BEGIN INPUT DATA
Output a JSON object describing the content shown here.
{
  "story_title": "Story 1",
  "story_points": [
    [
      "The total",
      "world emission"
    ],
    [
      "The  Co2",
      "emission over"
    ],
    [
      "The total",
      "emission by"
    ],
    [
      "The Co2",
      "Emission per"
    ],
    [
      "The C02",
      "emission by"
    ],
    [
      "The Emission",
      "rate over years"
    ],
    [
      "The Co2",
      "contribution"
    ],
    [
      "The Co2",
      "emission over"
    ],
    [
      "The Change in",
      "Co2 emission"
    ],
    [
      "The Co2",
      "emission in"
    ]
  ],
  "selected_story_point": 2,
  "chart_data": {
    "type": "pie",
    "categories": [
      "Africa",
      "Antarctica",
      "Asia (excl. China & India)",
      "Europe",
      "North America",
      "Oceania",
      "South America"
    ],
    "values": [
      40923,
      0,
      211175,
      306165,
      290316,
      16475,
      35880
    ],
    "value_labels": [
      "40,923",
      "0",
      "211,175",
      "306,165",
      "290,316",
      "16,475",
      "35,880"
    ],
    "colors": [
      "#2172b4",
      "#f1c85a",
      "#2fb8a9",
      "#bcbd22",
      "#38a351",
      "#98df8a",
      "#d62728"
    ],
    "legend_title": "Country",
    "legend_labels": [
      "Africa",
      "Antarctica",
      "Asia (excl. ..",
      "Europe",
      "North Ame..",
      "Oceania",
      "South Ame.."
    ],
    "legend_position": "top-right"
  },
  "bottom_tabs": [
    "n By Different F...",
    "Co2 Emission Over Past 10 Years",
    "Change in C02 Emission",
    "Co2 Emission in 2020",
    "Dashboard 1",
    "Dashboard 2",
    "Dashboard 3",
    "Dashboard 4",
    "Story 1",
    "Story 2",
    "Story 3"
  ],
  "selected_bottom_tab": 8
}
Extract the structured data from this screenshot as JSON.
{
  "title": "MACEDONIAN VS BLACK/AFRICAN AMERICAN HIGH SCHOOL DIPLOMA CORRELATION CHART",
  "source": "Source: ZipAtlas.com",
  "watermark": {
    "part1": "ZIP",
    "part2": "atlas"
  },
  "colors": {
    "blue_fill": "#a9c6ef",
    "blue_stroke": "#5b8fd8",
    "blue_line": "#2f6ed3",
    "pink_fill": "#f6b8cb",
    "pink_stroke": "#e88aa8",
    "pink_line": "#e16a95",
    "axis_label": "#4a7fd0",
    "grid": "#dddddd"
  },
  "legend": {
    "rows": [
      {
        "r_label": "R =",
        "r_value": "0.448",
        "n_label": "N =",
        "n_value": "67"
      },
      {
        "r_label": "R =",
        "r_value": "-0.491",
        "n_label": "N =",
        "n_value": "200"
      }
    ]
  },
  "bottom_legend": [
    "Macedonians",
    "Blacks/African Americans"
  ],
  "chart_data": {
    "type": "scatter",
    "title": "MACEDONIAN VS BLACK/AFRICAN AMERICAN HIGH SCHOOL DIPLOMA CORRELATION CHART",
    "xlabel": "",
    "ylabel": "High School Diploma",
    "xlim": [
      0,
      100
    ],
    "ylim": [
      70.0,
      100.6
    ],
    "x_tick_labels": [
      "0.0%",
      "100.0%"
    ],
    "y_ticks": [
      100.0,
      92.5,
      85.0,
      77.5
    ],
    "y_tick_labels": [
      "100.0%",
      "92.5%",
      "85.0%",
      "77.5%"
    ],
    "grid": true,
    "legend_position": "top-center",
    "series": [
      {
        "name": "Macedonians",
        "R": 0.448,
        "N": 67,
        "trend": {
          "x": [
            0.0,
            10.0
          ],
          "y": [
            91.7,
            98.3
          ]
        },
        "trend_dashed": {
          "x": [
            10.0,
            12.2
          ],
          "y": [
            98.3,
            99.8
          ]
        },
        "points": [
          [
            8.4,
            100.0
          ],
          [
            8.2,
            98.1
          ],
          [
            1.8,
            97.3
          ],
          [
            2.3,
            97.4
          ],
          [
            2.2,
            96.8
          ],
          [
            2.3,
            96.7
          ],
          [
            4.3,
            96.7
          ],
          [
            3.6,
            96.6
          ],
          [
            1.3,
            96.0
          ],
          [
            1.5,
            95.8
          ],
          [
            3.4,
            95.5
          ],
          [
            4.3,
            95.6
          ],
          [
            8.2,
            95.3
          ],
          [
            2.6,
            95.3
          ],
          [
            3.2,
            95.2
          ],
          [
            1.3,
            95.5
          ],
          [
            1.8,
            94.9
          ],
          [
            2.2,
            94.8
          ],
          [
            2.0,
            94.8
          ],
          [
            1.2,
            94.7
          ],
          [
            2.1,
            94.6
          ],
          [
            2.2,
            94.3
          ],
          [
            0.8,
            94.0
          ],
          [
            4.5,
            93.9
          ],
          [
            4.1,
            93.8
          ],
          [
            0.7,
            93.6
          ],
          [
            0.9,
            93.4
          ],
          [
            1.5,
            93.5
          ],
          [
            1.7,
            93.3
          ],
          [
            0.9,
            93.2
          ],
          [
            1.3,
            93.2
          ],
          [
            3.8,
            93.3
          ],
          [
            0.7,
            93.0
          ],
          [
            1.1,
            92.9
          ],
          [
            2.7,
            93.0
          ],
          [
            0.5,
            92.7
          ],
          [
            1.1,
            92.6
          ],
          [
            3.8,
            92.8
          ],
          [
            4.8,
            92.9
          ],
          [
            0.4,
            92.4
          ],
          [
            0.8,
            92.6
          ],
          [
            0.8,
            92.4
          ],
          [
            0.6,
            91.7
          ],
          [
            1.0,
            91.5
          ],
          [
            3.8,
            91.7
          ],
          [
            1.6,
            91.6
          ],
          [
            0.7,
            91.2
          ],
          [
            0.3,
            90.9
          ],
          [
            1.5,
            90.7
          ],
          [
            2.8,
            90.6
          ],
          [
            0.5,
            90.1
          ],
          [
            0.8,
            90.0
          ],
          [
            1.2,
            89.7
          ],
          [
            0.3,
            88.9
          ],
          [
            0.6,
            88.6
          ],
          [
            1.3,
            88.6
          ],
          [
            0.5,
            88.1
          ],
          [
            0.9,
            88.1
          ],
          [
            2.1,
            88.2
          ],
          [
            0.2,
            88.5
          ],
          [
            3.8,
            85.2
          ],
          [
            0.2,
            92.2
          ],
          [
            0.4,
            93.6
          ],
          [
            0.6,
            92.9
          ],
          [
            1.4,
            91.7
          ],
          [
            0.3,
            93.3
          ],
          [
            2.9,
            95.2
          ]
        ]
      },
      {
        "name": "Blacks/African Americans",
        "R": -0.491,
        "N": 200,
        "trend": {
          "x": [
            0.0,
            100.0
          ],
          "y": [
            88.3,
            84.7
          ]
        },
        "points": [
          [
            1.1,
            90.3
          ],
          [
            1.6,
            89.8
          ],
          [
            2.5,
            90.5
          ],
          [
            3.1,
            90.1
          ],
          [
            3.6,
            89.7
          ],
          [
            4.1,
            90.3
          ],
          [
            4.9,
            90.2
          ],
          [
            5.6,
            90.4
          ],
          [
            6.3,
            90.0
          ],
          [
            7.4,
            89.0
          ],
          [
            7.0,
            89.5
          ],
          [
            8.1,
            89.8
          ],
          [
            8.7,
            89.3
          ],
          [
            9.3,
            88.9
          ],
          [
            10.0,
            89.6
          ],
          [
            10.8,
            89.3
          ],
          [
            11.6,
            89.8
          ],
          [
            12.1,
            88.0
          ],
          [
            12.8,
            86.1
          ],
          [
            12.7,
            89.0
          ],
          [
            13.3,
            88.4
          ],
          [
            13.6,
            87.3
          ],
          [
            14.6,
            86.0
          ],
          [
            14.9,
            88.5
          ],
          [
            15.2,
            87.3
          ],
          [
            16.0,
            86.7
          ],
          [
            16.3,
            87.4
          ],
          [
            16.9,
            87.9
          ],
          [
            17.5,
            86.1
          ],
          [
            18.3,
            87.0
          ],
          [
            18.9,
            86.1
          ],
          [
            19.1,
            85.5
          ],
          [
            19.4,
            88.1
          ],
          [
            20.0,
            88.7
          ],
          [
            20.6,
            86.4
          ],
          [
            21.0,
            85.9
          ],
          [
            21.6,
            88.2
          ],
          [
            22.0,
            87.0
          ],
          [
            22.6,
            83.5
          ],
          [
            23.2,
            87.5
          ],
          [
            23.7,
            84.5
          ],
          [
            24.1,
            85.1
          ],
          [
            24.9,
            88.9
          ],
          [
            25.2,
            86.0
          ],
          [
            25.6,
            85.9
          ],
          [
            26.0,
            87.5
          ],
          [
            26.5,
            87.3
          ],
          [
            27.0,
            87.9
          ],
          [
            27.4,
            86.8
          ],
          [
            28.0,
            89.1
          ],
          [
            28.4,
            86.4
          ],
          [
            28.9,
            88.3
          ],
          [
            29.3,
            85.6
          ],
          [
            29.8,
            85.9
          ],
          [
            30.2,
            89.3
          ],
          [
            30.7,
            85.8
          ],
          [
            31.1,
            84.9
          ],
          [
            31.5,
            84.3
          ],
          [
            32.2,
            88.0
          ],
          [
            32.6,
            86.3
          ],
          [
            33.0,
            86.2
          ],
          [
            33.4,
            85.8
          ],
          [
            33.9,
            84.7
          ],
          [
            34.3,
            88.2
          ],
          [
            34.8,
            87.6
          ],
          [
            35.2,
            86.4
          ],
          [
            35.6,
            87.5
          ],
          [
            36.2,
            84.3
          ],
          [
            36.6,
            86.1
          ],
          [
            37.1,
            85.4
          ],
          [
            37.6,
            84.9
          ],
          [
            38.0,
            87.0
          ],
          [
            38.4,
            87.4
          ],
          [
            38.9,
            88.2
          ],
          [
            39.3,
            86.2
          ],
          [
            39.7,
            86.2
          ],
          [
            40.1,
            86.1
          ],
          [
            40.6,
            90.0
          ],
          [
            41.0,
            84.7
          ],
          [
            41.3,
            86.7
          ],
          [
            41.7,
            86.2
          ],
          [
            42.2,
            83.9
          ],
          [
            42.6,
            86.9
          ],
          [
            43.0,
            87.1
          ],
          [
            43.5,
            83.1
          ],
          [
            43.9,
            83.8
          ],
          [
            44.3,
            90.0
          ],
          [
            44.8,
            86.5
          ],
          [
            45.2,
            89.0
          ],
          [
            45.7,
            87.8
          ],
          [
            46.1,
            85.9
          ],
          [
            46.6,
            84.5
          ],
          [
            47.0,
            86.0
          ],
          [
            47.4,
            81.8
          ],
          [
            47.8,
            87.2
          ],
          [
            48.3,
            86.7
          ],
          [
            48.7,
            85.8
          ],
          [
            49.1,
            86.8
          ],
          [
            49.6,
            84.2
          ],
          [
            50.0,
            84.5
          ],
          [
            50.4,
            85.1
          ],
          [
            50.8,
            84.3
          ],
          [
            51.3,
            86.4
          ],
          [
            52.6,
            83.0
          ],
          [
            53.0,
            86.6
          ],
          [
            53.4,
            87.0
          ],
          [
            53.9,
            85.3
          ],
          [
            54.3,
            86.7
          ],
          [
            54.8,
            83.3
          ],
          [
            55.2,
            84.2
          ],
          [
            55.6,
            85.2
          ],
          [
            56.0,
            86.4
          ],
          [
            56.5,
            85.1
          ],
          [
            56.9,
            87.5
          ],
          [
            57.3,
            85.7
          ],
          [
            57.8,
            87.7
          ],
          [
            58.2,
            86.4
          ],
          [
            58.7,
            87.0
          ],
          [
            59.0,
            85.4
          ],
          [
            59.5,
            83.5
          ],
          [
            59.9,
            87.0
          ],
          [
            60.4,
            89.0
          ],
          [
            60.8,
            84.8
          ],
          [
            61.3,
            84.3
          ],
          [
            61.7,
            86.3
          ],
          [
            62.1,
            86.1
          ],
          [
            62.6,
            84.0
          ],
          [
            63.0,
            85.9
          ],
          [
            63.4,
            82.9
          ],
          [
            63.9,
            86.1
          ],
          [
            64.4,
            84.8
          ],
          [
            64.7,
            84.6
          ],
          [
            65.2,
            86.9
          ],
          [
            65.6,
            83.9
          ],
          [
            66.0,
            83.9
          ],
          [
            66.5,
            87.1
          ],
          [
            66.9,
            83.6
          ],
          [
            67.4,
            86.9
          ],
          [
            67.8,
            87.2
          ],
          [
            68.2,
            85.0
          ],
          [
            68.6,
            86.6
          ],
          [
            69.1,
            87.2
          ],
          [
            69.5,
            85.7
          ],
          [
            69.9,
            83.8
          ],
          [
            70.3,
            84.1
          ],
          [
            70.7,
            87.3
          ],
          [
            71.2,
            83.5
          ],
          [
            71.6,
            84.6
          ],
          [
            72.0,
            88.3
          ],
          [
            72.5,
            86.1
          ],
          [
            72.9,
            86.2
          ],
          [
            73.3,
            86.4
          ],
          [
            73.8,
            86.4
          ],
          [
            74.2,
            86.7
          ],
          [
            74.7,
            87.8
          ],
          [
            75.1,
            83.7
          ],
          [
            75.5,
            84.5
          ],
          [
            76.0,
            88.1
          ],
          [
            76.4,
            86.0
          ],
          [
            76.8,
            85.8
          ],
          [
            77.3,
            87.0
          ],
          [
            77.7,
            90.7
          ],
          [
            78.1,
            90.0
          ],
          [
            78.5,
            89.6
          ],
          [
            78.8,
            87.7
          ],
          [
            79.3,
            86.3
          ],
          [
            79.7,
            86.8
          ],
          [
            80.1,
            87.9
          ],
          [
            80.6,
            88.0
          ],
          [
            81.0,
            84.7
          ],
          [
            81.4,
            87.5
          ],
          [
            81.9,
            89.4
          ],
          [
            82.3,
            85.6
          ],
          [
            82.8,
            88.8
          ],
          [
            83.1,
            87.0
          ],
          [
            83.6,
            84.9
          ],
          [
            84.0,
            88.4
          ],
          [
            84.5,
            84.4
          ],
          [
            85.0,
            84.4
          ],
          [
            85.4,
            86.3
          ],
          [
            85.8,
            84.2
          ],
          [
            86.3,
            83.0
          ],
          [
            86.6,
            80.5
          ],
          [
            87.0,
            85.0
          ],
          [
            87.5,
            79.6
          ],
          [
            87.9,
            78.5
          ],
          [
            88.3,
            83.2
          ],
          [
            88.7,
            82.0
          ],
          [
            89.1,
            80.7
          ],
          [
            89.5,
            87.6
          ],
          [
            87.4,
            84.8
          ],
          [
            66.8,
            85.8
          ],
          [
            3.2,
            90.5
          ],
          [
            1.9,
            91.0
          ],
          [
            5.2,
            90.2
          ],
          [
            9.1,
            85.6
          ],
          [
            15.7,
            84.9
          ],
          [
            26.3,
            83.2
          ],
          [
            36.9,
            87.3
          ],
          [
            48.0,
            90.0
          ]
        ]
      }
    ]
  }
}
END INPUT DATA
▸ WRITTEN INSTRUCTION
Work out how many lines of the listing above include the word "Blacks". Reply with nothing but the count.

▸ CORRECT OUTPUT
2